What you have to do
Select every line holding the word "image" and copy it.

>> START

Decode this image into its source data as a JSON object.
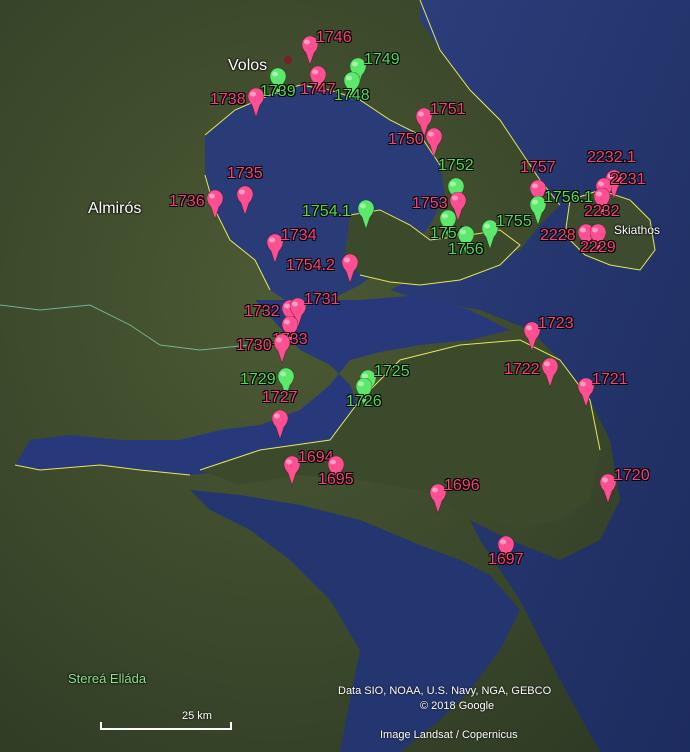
{
  "places": [
    {
      "id": "volos",
      "text": "Volos"
    },
    {
      "id": "almiros",
      "text": "Almirós"
    },
    {
      "id": "skiathos",
      "text": "Skiathos"
    },
    {
      "id": "sterea",
      "text": "Stereá Elláda"
    }
  ],
  "attribution": {
    "data": "Data SIO, NOAA, U.S. Navy, NGA, GEBCO",
    "copyright": "© 2018 Google",
    "image": "Image Landsat / Copernicus"
  },
  "scale": {
    "label": "25 km"
  },
  "colors": {
    "pink_marker": "#ff4f93",
    "green_marker": "#5ce86a",
    "pink_label": "#ff3d7a",
    "green_label": "#4be04b",
    "sea": "#25366e",
    "land": "#3b4a2c",
    "coastline": "#e8e85a"
  },
  "markers": [
    {
      "id": "m1746",
      "label": "1746",
      "color": "pink",
      "label_side": "right"
    },
    {
      "id": "m1747",
      "label": "1747",
      "color": "pink",
      "label_side": "below"
    },
    {
      "id": "m1749",
      "label": "1749",
      "color": "green",
      "label_side": "right"
    },
    {
      "id": "m1748",
      "label": "1748",
      "color": "green",
      "label_side": "below"
    },
    {
      "id": "m1739",
      "label": "1739",
      "color": "green",
      "label_side": "below"
    },
    {
      "id": "m1738",
      "label": "1738",
      "color": "pink",
      "label_side": "left"
    },
    {
      "id": "m1751",
      "label": "1751",
      "color": "pink",
      "label_side": "right"
    },
    {
      "id": "m1750",
      "label": "1750",
      "color": "pink",
      "label_side": "left"
    },
    {
      "id": "m1752",
      "label": "1752",
      "color": "green",
      "label_side": "above"
    },
    {
      "id": "m1757",
      "label": "1757",
      "color": "pink",
      "label_side": "above"
    },
    {
      "id": "m1756.1",
      "label": "1756.1",
      "color": "green",
      "label_side": "right"
    },
    {
      "id": "m1753",
      "label": "1753",
      "color": "pink",
      "label_side": "left"
    },
    {
      "id": "m1754",
      "label": "1754",
      "color": "green",
      "label_side": "below"
    },
    {
      "id": "m1755",
      "label": "1755",
      "color": "green",
      "label_side": "right"
    },
    {
      "id": "m1756",
      "label": "1756",
      "color": "green",
      "label_side": "below"
    },
    {
      "id": "m1754.1",
      "label": "1754.1",
      "color": "green",
      "label_side": "left"
    },
    {
      "id": "m1754.2",
      "label": "1754.2",
      "color": "pink",
      "label_side": "left"
    },
    {
      "id": "m1736",
      "label": "1736",
      "color": "pink",
      "label_side": "left"
    },
    {
      "id": "m1735",
      "label": "1735",
      "color": "pink",
      "label_side": "above"
    },
    {
      "id": "m1734",
      "label": "1734",
      "color": "pink",
      "label_side": "right"
    },
    {
      "id": "m1732",
      "label": "1732",
      "color": "pink",
      "label_side": "left"
    },
    {
      "id": "m1731",
      "label": "1731",
      "color": "pink",
      "label_side": "right"
    },
    {
      "id": "m1733",
      "label": "1733",
      "color": "pink",
      "label_side": "below"
    },
    {
      "id": "m1730",
      "label": "1730",
      "color": "pink",
      "label_side": "left"
    },
    {
      "id": "m1729",
      "label": "1729",
      "color": "green",
      "label_side": "left"
    },
    {
      "id": "m1725",
      "label": "1725",
      "color": "green",
      "label_side": "right"
    },
    {
      "id": "m1726",
      "label": "1726",
      "color": "green",
      "label_side": "below"
    },
    {
      "id": "m1727",
      "label": "1727",
      "color": "pink",
      "label_side": "above"
    },
    {
      "id": "m1694",
      "label": "1694",
      "color": "pink",
      "label_side": "right"
    },
    {
      "id": "m1695",
      "label": "1695",
      "color": "pink",
      "label_side": "below"
    },
    {
      "id": "m1696",
      "label": "1696",
      "color": "pink",
      "label_side": "right"
    },
    {
      "id": "m1697",
      "label": "1697",
      "color": "pink",
      "label_side": "below"
    },
    {
      "id": "m1723",
      "label": "1723",
      "color": "pink",
      "label_side": "right"
    },
    {
      "id": "m1722",
      "label": "1722",
      "color": "pink",
      "label_side": "left"
    },
    {
      "id": "m1721",
      "label": "1721",
      "color": "pink",
      "label_side": "right"
    },
    {
      "id": "m1720",
      "label": "1720",
      "color": "pink",
      "label_side": "right"
    },
    {
      "id": "m2232.1",
      "label": "2232.1",
      "color": "pink",
      "label_side": "above"
    },
    {
      "id": "m2231",
      "label": "2231",
      "color": "pink",
      "label_side": "right"
    },
    {
      "id": "m2232",
      "label": "2232",
      "color": "pink",
      "label_side": "below"
    },
    {
      "id": "m2228",
      "label": "2228",
      "color": "pink",
      "label_side": "left"
    },
    {
      "id": "m2229",
      "label": "2229",
      "color": "pink",
      "label_side": "below"
    }
  ]
}
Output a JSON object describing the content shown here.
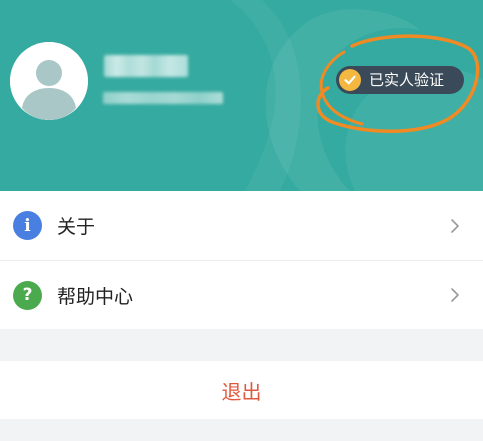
{
  "profile": {
    "verification_badge": "已实人验证",
    "avatar_icon": "default-user-avatar-icon",
    "badge_icon": "checkmark-icon"
  },
  "menu": {
    "items": [
      {
        "label": "关于",
        "icon": "info-icon"
      },
      {
        "label": "帮助中心",
        "icon": "question-icon"
      }
    ]
  },
  "actions": {
    "logout_label": "退出"
  },
  "theme": {
    "header_color": "#35aaa0",
    "badge_color": "#3a4a59",
    "badge_icon_color": "#f4b73f",
    "annotation_color": "#f08a24",
    "logout_color": "#e0593f"
  }
}
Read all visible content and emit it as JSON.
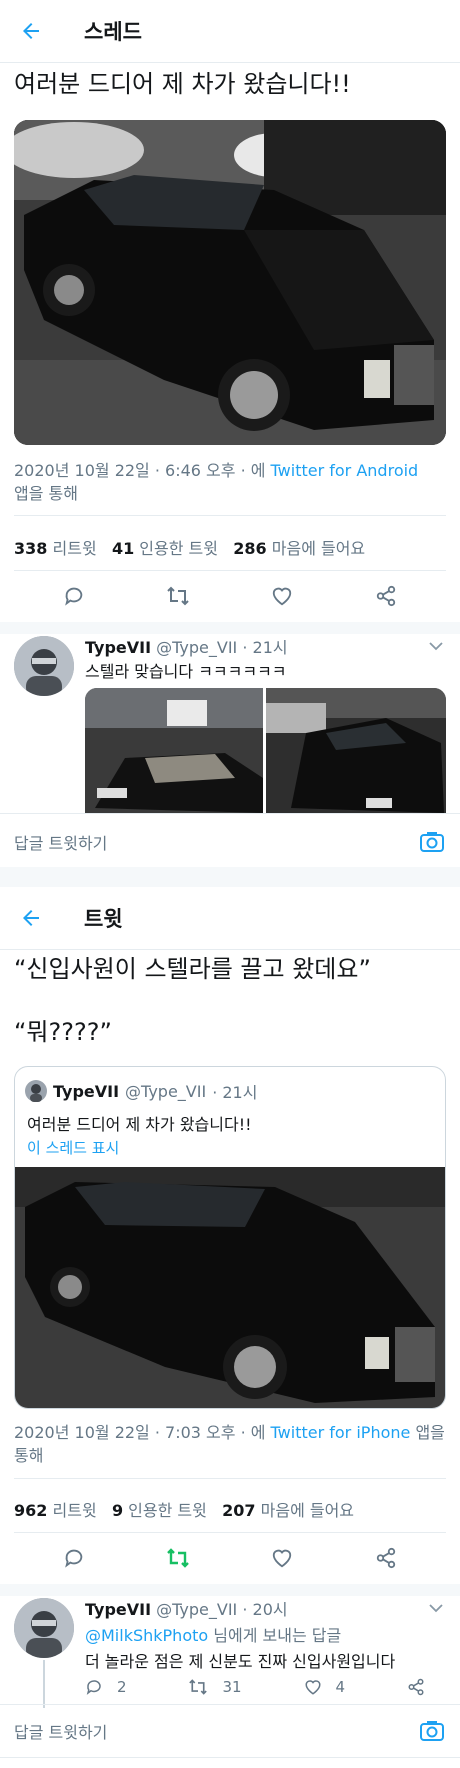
{
  "thread_header": {
    "back_icon": "arrow-left-icon",
    "title": "스레드"
  },
  "main_tweet": {
    "text": "여러분 드디어 제 차가 왔습니다!!",
    "meta_prefix": "2020년 10월 22일 · 6:46 오후 · 에 ",
    "client": "Twitter for Android",
    "meta_suffix": "앱을 통해",
    "retweets": "338",
    "retweets_label": "리트윗",
    "quotes": "41",
    "quotes_label": "인용한 트윗",
    "likes": "286",
    "likes_label": "마음에 들어요"
  },
  "reply1": {
    "name": "TypeVII",
    "handle": "@Type_VII",
    "time": "· 21시",
    "text": "스텔라 맞습니다 ㅋㅋㅋㅋㅋㅋ"
  },
  "reply_bar1": {
    "label": "답글 트윗하기",
    "camera_icon": "camera-icon"
  },
  "tweet_header": {
    "back_icon": "arrow-left-icon",
    "title": "트윗"
  },
  "second_tweet": {
    "line1": "“신입사원이 스텔라를 끌고 왔데요”",
    "line2": "“뭐????”",
    "quoted": {
      "name": "TypeVII",
      "handle": "@Type_VII",
      "time": "· 21시",
      "text": "여러분 드디어 제 차가 왔습니다!!",
      "show_thread": "이 스레드 표시"
    },
    "meta_prefix": "2020년 10월 22일 · 7:03 오후 · 에 ",
    "client": "Twitter for iPhone",
    "meta_suffix": " 앱을 통해",
    "retweets": "962",
    "retweets_label": "리트윗",
    "quotes": "9",
    "quotes_label": "인용한 트윗",
    "likes": "207",
    "likes_label": "마음에 들어요"
  },
  "reply2": {
    "name": "TypeVII",
    "handle": "@Type_VII",
    "time": "· 20시",
    "mention": "@MilkShkPhoto",
    "mention_suffix": " 님에게 보내는 답글",
    "text": "더 놀라운 점은 제 신분도 진짜 신입사원입니다",
    "reply_count": "2",
    "retweet_count": "31",
    "like_count": "4"
  },
  "reply_bar2": {
    "label": "답글 트윗하기",
    "camera_icon": "camera-icon"
  },
  "colors": {
    "accent": "#1da1f2",
    "retweeted": "#17bf63",
    "muted": "#657786"
  }
}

>> END

Full answer
Decode this image into its source data as a JSON object.
    "image": "Image Landsat / Copernicus"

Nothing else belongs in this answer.